§ What is required:
Do not copy the pictures; transcribe all other material exactly.

--- Start of Listed entries ---

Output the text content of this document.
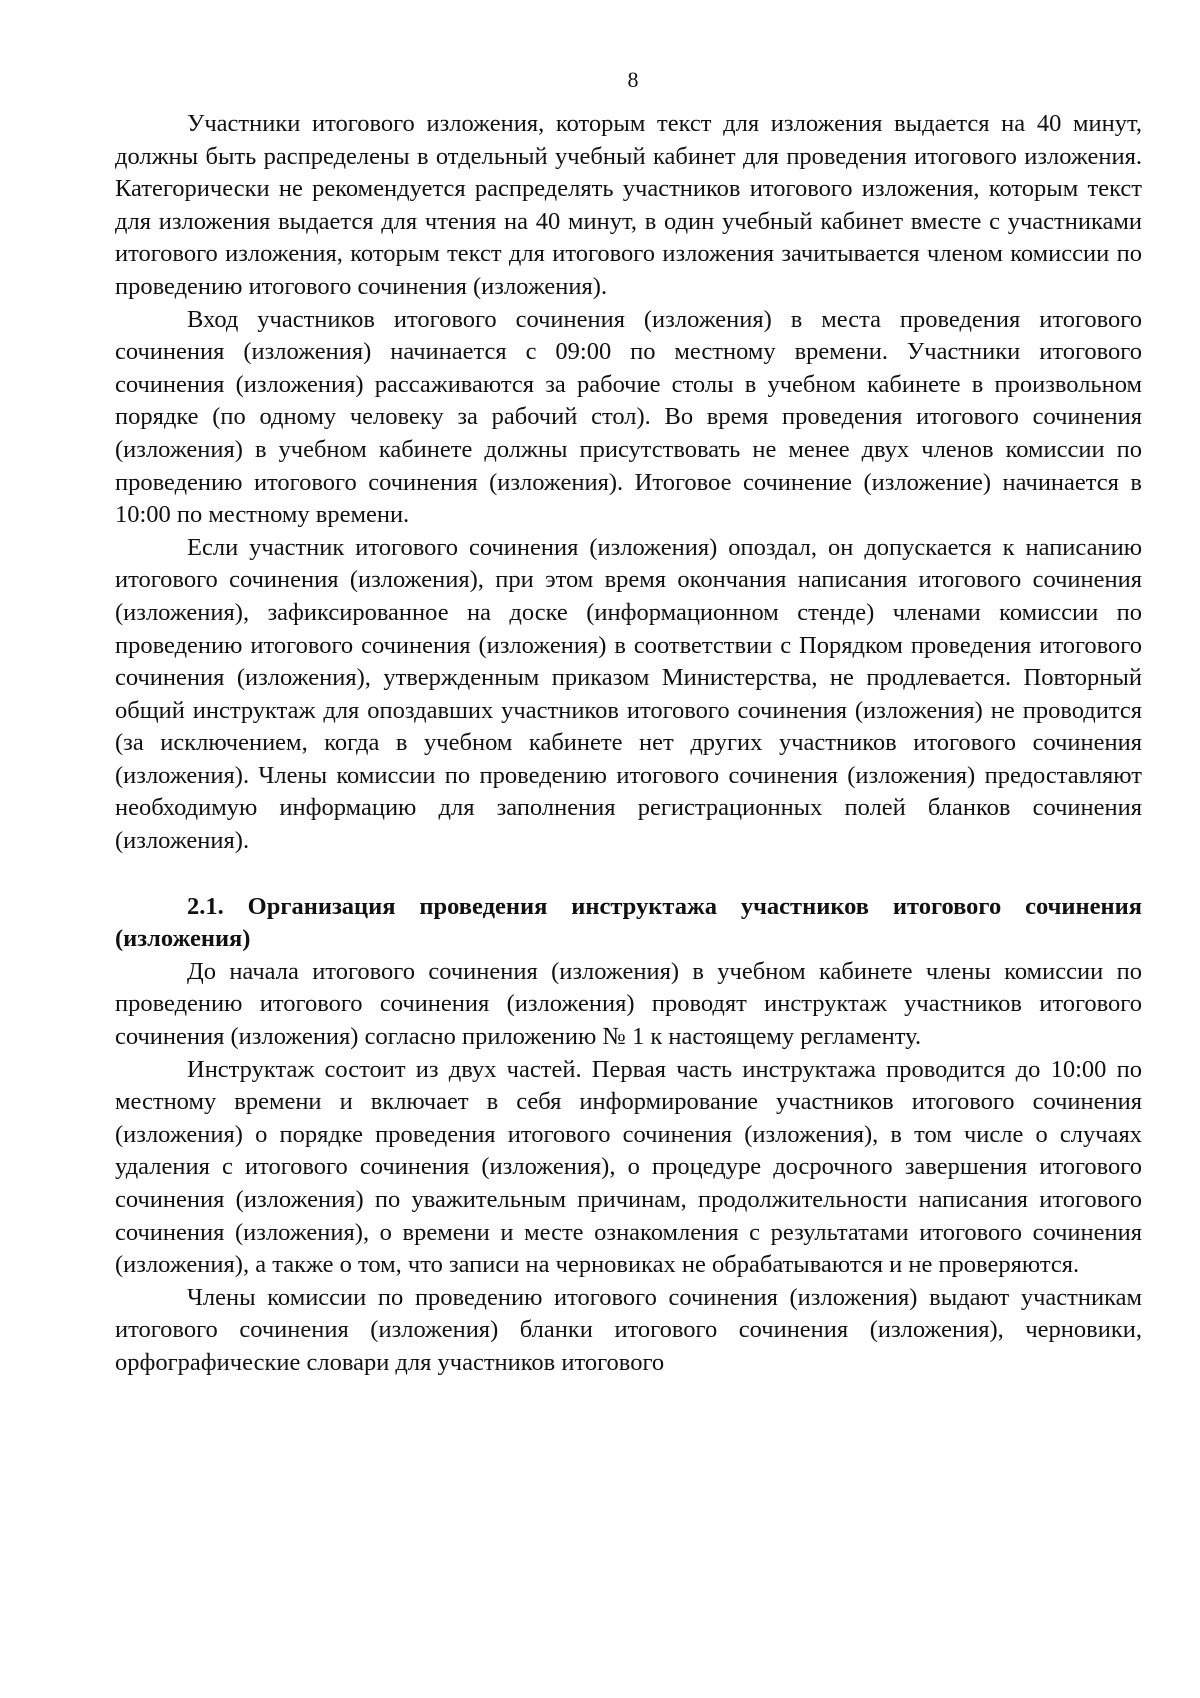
8

Участники итогового изложения, которым текст для изложения выдается на 40 минут, должны быть распределены в отдельный учебный кабинет для проведения итогового изложения. Категорически не рекомендуется распределять участников итогового изложения, которым текст для изложения выдается для чтения на 40 минут, в один учебный кабинет вместе с участниками итогового изложения, которым текст для итогового изложения зачитывается членом комиссии по проведению итогового сочинения (изложения).

Вход участников итогового сочинения (изложения) в места проведения итогового сочинения (изложения) начинается с 09:00 по местному времени. Участники итогового сочинения (изложения) рассаживаются за рабочие столы в учебном кабинете в произвольном порядке (по одному человеку за рабочий стол). Во время проведения итогового сочинения (изложения) в учебном кабинете должны присутствовать не менее двух членов комиссии по проведению итогового сочинения (изложения). Итоговое сочинение (изложение) начинается в 10:00 по местному времени.

Если участник итогового сочинения (изложения) опоздал, он допускается к написанию итогового сочинения (изложения), при этом время окончания написания итогового сочинения (изложения), зафиксированное на доске (информационном стенде) членами комиссии по проведению итогового сочинения (изложения) в соответствии с Порядком проведения итогового сочинения (изложения), утвержденным приказом Министерства, не продлевается. Повторный общий инструктаж для опоздавших участников итогового сочинения (изложения) не проводится (за исключением, когда в учебном кабинете нет других участников итогового сочинения (изложения). Члены комиссии по проведению итогового сочинения (изложения) предоставляют необходимую информацию для заполнения регистрационных полей бланков сочинения (изложения).

2.1. Организация проведения инструктажа участников итогового сочинения (изложения)

До начала итогового сочинения (изложения) в учебном кабинете члены комиссии по проведению итогового сочинения (изложения) проводят инструктаж участников итогового сочинения (изложения) согласно приложению № 1 к настоящему регламенту.

Инструктаж состоит из двух частей. Первая часть инструктажа проводится до 10:00 по местному времени и включает в себя информирование участников итогового сочинения (изложения) о порядке проведения итогового сочинения (изложения), в том числе о случаях удаления с итогового сочинения (изложения), о процедуре досрочного завершения итогового сочинения (изложения) по уважительным причинам, продолжительности написания итогового сочинения (изложения), о времени и месте ознакомления с результатами итогового сочинения (изложения), а также о том, что записи на черновиках не обрабатываются и не проверяются.

Члены комиссии по проведению итогового сочинения (изложения) выдают участникам итогового сочинения (изложения) бланки итогового сочинения (изложения), черновики, орфографические словари для участников итогового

--- End of Listed entries ---

§ Task answer:
Output the text content of this document.
8

Участники итогового изложения, которым текст для изложения выдается на 40 минут, должны быть распределены в отдельный учебный кабинет для проведения итогового изложения. Категорически не рекомендуется распределять участников итогового изложения, которым текст для изложения выдается для чтения на 40 минут, в один учебный кабинет вместе с участниками итогового изложения, которым текст для итогового изложения зачитывается членом комиссии по проведению итогового сочинения (изложения).

Вход участников итогового сочинения (изложения) в места проведения итогового сочинения (изложения) начинается с 09:00 по местному времени. Участники итогового сочинения (изложения) рассаживаются за рабочие столы в учебном кабинете в произвольном порядке (по одному человеку за рабочий стол). Во время проведения итогового сочинения (изложения) в учебном кабинете должны присутствовать не менее двух членов комиссии по проведению итогового сочинения (изложения). Итоговое сочинение (изложение) начинается в 10:00 по местному времени.

Если участник итогового сочинения (изложения) опоздал, он допускается к написанию итогового сочинения (изложения), при этом время окончания написания итогового сочинения (изложения), зафиксированное на доске (информационном стенде) членами комиссии по проведению итогового сочинения (изложения) в соответствии с Порядком проведения итогового сочинения (изложения), утвержденным приказом Министерства, не продлевается. Повторный общий инструктаж для опоздавших участников итогового сочинения (изложения) не проводится (за исключением, когда в учебном кабинете нет других участников итогового сочинения (изложения). Члены комиссии по проведению итогового сочинения (изложения) предоставляют необходимую информацию для заполнения регистрационных полей бланков сочинения (изложения).

2.1. Организация проведения инструктажа участников итогового сочинения (изложения)

До начала итогового сочинения (изложения) в учебном кабинете члены комиссии по проведению итогового сочинения (изложения) проводят инструктаж участников итогового сочинения (изложения) согласно приложению № 1 к настоящему регламенту.

Инструктаж состоит из двух частей. Первая часть инструктажа проводится до 10:00 по местному времени и включает в себя информирование участников итогового сочинения (изложения) о порядке проведения итогового сочинения (изложения), в том числе о случаях удаления с итогового сочинения (изложения), о процедуре досрочного завершения итогового сочинения (изложения) по уважительным причинам, продолжительности написания итогового сочинения (изложения), о времени и месте ознакомления с результатами итогового сочинения (изложения), а также о том, что записи на черновиках не обрабатываются и не проверяются.

Члены комиссии по проведению итогового сочинения (изложения) выдают участникам итогового сочинения (изложения) бланки итогового сочинения (изложения), черновики, орфографические словари для участников итогового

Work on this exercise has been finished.